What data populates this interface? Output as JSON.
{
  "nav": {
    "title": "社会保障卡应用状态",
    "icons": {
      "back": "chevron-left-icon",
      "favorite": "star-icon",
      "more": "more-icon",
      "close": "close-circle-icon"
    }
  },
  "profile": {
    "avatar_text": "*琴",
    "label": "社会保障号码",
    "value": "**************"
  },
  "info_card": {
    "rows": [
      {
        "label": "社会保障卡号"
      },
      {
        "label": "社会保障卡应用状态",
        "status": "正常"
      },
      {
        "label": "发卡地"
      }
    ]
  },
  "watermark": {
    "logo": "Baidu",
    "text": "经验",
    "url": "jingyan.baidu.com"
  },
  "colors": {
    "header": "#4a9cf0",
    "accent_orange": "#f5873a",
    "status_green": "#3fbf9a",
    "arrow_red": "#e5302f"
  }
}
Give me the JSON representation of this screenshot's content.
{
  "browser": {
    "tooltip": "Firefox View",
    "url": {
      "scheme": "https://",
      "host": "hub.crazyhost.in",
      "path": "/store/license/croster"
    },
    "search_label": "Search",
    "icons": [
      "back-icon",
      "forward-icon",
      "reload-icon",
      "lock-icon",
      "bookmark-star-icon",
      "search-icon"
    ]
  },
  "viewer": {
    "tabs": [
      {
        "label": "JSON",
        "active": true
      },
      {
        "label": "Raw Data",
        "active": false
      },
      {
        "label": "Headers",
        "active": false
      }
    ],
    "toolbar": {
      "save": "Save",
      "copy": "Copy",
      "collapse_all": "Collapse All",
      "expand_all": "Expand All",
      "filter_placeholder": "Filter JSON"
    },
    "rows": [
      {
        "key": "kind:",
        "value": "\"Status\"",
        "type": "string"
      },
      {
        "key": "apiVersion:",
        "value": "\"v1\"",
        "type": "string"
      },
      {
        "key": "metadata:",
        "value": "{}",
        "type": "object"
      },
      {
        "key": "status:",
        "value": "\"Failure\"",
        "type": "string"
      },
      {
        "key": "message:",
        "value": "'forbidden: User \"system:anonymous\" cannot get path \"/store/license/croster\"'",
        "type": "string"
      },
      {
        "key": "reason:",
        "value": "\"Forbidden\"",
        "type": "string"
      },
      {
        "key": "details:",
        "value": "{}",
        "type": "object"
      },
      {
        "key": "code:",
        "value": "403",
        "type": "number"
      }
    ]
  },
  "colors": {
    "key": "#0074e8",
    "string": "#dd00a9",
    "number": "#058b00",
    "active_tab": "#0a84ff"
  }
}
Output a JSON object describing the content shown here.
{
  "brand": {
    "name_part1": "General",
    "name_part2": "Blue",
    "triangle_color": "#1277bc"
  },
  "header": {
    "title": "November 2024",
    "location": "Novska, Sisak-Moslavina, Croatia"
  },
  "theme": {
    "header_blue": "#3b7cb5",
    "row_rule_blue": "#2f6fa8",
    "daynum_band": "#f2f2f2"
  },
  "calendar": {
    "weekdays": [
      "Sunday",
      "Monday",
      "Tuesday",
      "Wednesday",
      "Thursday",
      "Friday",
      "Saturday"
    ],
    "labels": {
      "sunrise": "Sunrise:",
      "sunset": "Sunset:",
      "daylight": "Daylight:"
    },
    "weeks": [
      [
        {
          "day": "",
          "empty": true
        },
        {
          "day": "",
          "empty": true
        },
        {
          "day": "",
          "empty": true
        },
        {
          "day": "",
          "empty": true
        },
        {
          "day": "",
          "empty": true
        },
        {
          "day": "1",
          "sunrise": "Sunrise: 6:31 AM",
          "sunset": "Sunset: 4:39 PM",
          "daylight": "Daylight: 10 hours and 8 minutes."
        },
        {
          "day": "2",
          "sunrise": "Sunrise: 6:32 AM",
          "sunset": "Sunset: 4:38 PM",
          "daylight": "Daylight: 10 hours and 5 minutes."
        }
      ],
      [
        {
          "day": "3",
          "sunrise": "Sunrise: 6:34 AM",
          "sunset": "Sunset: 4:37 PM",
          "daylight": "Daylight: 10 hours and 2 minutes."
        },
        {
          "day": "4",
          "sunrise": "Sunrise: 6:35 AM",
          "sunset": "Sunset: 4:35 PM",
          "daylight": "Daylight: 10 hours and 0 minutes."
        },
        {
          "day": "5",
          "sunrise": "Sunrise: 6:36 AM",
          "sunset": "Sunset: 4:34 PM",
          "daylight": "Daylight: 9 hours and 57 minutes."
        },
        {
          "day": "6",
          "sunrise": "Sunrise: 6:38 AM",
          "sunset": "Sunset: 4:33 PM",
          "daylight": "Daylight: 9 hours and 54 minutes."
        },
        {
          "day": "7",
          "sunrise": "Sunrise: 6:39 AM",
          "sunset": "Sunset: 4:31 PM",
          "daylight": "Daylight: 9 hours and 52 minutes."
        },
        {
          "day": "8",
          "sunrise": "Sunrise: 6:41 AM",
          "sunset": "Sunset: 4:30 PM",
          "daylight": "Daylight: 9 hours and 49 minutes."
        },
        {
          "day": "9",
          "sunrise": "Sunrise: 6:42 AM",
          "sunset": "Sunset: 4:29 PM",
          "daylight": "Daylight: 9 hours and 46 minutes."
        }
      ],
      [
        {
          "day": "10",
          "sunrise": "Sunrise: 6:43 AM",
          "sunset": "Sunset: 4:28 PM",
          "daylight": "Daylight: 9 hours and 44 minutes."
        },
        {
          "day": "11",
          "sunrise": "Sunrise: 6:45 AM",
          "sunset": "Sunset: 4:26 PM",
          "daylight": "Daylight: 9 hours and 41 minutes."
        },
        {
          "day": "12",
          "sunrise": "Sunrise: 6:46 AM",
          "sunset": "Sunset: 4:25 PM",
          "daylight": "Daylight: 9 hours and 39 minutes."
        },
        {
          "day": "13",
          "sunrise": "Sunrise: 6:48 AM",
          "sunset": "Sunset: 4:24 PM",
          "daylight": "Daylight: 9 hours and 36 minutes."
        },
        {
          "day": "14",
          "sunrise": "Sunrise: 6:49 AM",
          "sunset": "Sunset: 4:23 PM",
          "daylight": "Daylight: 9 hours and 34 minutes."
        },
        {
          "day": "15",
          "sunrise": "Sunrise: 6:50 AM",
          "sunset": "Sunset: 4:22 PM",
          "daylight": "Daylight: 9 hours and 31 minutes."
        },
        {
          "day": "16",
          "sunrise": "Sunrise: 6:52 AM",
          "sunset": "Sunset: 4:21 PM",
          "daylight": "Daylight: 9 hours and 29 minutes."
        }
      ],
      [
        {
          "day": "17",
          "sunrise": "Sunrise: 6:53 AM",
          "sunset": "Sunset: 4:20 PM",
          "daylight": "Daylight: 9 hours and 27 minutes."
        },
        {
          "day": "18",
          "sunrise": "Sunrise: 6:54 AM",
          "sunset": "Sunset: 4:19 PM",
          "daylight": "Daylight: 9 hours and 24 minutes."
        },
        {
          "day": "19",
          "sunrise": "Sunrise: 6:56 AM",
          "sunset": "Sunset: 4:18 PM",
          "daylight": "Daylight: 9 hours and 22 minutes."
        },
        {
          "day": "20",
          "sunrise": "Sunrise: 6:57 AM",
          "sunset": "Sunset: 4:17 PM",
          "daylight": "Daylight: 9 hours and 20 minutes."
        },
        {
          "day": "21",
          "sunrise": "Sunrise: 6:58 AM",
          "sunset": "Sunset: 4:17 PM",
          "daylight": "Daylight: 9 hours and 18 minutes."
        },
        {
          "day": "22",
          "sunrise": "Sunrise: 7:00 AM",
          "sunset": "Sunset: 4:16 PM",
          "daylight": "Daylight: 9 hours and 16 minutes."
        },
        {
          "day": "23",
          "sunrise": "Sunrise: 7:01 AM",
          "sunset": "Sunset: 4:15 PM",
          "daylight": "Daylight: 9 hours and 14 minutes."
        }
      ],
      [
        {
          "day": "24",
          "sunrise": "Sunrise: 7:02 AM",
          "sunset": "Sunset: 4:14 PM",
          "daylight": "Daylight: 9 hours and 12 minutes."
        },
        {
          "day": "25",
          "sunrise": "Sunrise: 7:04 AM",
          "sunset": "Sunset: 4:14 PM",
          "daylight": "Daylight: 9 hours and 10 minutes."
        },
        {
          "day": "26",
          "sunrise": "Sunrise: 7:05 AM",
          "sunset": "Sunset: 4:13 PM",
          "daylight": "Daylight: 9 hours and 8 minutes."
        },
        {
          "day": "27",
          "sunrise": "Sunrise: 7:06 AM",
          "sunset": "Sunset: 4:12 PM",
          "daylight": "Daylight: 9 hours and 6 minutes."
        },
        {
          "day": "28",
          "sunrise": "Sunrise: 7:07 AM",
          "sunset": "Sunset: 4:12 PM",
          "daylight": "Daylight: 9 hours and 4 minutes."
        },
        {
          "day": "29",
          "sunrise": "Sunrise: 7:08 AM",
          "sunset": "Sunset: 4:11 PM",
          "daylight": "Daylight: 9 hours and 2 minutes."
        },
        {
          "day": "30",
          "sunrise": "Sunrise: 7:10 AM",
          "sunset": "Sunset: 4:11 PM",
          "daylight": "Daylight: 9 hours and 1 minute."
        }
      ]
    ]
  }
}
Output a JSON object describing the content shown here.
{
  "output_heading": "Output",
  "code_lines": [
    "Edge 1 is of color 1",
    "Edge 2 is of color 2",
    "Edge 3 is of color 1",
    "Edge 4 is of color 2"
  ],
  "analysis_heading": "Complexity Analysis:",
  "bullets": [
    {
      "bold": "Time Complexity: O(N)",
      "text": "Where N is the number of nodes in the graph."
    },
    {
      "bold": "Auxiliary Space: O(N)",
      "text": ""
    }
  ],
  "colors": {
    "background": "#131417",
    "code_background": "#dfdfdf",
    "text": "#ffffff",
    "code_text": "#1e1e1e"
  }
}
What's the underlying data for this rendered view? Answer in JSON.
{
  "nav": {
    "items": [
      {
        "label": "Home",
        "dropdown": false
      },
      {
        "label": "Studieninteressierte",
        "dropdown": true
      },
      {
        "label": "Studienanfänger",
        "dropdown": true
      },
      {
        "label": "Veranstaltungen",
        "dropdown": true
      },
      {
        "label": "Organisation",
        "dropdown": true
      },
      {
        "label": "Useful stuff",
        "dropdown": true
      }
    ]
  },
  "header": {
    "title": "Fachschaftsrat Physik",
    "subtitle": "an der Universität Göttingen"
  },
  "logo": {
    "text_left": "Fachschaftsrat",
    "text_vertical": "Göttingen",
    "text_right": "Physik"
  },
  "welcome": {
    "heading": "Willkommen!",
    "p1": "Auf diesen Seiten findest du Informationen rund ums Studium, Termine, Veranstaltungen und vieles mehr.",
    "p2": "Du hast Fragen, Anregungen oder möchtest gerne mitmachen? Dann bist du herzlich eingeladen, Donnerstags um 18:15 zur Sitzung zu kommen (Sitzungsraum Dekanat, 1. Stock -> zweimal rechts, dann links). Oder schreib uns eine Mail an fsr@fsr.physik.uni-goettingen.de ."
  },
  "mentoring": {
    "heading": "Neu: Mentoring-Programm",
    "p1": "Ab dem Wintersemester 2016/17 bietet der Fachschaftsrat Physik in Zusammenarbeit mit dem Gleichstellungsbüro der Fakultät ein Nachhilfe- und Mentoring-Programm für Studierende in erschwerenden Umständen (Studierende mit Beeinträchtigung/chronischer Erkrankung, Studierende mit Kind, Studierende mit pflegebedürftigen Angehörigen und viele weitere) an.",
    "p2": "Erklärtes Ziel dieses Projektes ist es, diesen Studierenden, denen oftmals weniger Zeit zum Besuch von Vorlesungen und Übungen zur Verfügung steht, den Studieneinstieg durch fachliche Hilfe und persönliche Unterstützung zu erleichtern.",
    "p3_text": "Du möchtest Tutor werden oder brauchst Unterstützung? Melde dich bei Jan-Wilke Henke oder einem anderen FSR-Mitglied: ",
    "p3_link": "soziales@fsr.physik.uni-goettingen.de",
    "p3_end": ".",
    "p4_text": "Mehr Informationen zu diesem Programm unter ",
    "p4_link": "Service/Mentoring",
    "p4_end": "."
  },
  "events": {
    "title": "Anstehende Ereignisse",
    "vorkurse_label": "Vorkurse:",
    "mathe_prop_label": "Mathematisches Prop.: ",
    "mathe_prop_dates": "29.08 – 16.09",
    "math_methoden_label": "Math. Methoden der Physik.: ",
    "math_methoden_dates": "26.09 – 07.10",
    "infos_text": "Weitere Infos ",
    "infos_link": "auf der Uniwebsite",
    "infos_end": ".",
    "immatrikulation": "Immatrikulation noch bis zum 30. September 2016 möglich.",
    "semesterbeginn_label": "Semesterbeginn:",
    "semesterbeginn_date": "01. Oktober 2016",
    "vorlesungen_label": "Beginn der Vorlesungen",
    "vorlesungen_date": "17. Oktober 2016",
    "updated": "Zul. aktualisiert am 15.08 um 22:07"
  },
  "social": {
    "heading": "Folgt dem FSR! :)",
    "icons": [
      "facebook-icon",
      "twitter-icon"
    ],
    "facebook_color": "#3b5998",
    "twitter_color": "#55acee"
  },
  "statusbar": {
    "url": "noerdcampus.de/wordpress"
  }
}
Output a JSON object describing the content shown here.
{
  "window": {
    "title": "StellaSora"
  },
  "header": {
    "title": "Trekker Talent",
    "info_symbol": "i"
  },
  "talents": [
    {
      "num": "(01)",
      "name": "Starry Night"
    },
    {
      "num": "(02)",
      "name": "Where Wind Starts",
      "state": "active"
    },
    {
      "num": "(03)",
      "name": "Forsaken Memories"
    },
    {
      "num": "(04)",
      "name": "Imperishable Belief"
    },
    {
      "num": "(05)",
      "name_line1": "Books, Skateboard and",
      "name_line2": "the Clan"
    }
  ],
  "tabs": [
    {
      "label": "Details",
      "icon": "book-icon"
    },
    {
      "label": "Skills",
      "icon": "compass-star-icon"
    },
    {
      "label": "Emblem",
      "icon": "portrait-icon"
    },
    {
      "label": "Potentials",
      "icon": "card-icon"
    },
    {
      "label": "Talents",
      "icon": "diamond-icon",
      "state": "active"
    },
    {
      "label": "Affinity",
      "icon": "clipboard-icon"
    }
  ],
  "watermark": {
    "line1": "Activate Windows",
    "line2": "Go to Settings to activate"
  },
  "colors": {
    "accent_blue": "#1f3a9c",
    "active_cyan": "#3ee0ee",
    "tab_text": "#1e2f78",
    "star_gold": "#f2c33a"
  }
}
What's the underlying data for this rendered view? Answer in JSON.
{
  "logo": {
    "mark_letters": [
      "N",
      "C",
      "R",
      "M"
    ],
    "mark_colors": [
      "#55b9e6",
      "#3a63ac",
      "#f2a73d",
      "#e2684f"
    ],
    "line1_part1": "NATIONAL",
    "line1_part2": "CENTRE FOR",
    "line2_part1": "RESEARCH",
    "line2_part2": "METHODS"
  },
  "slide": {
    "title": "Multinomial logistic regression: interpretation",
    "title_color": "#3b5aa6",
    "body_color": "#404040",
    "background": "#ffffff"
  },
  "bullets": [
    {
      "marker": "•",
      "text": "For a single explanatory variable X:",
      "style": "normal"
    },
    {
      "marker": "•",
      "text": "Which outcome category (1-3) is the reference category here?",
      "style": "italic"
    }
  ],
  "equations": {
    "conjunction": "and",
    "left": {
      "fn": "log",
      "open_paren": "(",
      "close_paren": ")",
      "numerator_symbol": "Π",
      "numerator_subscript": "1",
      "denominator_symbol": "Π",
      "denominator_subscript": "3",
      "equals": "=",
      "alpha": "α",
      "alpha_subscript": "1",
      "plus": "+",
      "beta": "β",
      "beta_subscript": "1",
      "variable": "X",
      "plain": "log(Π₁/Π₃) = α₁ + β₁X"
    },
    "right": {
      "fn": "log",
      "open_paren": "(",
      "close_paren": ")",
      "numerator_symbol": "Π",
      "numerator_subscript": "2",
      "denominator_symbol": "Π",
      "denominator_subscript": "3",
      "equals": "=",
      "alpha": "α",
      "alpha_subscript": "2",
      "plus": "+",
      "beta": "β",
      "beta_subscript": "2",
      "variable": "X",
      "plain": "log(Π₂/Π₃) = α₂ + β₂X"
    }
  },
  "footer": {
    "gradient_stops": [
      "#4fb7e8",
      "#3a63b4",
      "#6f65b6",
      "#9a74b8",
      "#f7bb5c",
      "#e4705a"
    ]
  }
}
◇ ◇ ◇ ◇ ◇ ◇ ◇
What you should do
Pick out every line above that holds the word "Oktober" and copy it.

Written answer
    "semesterbeginn_date": "01. Oktober 2016",
    "vorlesungen_date": "17. Oktober 2016",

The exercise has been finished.